(Dataset items)
● ● ● ● ● ● ●

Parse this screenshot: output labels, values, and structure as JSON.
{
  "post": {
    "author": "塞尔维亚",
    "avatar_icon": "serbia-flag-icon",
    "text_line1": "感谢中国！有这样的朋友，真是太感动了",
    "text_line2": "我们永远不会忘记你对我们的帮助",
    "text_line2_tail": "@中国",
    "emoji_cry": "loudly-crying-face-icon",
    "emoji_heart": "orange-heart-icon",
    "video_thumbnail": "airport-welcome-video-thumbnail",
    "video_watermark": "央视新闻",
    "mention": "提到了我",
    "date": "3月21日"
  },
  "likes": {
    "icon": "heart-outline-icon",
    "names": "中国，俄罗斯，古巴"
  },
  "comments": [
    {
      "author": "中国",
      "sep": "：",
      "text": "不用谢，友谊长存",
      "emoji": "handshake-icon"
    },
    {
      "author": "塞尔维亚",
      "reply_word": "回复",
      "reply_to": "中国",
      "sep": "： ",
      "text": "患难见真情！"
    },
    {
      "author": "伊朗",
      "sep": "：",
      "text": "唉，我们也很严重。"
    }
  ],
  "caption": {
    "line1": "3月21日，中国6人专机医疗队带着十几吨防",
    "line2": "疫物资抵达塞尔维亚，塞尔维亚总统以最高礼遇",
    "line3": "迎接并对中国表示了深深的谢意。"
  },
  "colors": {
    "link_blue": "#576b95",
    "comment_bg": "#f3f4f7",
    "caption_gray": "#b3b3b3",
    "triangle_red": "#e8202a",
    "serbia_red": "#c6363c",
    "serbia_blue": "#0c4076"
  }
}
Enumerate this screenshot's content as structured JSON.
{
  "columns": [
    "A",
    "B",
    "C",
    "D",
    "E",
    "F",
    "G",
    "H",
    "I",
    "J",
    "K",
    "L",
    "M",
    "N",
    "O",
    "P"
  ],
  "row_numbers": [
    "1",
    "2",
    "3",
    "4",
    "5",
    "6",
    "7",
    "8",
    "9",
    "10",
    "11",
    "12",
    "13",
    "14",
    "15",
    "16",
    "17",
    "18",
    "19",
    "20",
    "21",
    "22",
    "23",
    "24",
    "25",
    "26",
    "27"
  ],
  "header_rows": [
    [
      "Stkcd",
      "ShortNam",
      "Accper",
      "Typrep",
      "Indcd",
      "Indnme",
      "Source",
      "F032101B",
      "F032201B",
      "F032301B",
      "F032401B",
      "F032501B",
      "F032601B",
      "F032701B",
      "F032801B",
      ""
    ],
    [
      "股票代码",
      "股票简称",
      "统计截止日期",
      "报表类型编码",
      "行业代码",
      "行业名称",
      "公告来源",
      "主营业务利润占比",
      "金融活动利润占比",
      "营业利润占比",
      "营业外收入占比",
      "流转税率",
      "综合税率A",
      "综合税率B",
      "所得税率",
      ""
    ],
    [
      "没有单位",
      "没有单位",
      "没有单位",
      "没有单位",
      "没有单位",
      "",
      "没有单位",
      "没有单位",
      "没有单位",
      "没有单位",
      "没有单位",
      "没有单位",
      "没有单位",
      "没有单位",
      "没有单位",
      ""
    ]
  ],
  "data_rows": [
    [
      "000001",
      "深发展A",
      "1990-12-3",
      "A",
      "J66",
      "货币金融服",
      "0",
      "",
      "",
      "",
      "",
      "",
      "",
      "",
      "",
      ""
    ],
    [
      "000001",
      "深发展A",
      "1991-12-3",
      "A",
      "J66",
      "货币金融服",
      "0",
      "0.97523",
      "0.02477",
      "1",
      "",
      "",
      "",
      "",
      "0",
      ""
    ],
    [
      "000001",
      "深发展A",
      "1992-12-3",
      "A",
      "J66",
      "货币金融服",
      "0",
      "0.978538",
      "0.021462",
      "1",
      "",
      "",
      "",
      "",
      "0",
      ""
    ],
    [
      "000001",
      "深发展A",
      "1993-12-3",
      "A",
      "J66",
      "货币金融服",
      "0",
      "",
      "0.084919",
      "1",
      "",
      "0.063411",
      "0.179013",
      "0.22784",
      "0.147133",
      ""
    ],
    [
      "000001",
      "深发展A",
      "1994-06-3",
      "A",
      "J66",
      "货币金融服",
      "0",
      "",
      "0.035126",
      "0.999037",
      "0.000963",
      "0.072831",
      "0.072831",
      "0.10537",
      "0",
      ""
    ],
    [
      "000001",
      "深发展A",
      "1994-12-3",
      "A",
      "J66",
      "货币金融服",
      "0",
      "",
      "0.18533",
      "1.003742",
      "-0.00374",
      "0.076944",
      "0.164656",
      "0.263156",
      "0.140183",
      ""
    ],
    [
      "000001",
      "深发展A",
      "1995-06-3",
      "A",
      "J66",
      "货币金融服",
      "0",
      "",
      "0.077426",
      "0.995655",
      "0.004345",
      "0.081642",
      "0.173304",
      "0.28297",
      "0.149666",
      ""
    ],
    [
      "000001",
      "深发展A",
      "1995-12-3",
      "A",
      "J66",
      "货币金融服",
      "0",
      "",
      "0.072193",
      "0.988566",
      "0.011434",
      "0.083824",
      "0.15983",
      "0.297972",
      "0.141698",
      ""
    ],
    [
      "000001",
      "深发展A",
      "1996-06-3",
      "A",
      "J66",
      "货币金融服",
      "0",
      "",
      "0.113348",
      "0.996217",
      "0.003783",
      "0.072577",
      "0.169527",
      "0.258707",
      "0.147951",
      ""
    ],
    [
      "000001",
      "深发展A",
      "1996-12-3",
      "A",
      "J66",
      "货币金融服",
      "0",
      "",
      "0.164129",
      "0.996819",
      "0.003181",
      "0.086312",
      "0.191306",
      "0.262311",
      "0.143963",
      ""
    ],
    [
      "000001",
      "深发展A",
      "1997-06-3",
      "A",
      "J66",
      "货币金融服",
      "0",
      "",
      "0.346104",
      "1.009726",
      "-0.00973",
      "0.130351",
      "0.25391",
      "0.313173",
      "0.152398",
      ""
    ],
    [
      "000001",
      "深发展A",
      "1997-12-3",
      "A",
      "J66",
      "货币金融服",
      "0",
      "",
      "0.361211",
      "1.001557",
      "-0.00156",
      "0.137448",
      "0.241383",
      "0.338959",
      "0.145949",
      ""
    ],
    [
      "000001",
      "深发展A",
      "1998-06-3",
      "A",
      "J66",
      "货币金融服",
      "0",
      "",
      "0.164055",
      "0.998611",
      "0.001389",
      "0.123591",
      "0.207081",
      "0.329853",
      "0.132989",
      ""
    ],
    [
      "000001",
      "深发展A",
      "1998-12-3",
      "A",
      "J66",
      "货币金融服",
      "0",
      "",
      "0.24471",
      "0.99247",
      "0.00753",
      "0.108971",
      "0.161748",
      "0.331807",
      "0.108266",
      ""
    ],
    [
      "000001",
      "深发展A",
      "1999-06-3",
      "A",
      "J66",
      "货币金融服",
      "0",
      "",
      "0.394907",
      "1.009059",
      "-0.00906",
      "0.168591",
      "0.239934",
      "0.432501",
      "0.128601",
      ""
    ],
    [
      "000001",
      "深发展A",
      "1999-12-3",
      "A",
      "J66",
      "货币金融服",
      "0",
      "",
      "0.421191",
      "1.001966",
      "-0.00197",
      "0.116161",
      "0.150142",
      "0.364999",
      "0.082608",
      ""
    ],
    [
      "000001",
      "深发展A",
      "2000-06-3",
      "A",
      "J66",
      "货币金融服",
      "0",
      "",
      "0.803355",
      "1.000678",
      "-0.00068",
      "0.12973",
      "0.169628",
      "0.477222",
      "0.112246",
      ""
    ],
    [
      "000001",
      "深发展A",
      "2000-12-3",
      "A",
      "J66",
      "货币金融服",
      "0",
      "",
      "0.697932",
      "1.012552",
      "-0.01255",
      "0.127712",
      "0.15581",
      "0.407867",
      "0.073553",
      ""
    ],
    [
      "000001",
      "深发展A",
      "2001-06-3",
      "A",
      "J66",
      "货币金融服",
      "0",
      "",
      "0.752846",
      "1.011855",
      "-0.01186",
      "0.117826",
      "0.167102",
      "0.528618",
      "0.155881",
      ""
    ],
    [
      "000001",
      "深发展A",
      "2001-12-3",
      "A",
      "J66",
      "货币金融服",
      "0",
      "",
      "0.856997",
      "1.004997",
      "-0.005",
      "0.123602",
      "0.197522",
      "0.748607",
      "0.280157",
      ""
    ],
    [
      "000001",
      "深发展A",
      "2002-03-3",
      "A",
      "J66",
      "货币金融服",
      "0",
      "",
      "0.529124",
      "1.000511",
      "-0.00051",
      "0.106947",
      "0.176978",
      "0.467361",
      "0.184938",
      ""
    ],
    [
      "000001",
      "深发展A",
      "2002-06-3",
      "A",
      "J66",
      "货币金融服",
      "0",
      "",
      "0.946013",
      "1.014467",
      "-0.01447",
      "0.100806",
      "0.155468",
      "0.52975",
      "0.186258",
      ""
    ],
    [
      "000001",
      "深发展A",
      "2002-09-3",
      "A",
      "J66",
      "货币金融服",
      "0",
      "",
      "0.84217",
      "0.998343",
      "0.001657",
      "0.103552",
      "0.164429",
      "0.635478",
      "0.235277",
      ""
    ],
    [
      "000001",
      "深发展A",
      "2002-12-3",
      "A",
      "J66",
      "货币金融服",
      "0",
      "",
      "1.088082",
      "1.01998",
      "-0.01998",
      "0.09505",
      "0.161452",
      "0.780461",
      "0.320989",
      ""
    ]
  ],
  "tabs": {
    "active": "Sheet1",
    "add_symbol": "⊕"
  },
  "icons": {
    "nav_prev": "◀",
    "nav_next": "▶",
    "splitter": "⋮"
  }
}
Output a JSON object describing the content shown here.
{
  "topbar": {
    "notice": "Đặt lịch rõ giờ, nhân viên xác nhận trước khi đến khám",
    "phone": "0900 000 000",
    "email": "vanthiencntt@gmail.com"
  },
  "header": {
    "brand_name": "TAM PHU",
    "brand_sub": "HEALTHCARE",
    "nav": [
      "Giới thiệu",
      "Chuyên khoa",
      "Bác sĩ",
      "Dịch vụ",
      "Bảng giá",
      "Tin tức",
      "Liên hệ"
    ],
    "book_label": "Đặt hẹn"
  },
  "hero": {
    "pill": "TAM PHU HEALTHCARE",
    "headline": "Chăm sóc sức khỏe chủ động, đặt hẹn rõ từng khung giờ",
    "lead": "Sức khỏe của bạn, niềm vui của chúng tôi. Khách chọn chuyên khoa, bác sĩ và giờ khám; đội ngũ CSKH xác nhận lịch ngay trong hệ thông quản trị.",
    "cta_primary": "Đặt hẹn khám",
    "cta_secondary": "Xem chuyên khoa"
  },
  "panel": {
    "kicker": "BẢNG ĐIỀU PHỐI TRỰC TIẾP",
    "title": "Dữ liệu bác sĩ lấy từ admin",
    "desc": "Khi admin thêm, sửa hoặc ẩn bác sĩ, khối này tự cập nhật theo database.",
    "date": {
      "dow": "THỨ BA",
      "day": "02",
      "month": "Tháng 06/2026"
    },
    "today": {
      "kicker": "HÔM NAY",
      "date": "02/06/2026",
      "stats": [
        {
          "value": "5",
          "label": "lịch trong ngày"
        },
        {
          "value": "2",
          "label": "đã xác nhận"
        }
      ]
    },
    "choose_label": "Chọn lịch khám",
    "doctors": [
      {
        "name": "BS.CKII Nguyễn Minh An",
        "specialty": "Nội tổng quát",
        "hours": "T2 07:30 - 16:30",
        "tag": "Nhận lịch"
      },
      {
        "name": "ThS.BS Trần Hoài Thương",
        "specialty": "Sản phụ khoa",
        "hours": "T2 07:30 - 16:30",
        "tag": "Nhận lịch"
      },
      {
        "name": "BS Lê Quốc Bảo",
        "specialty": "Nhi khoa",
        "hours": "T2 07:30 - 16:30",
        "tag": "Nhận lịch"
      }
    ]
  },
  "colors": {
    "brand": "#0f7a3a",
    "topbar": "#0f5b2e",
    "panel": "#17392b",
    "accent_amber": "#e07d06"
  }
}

● ● ● ● ● ● ●

## Problem:
Extract each line from the listing that holds the word "admin".

## Final answer:
    "title": "Dữ liệu bác sĩ lấy từ admin",
    "desc": "Khi admin thêm, sửa hoặc ẩn bác sĩ, khối này tự cập nhật theo database.",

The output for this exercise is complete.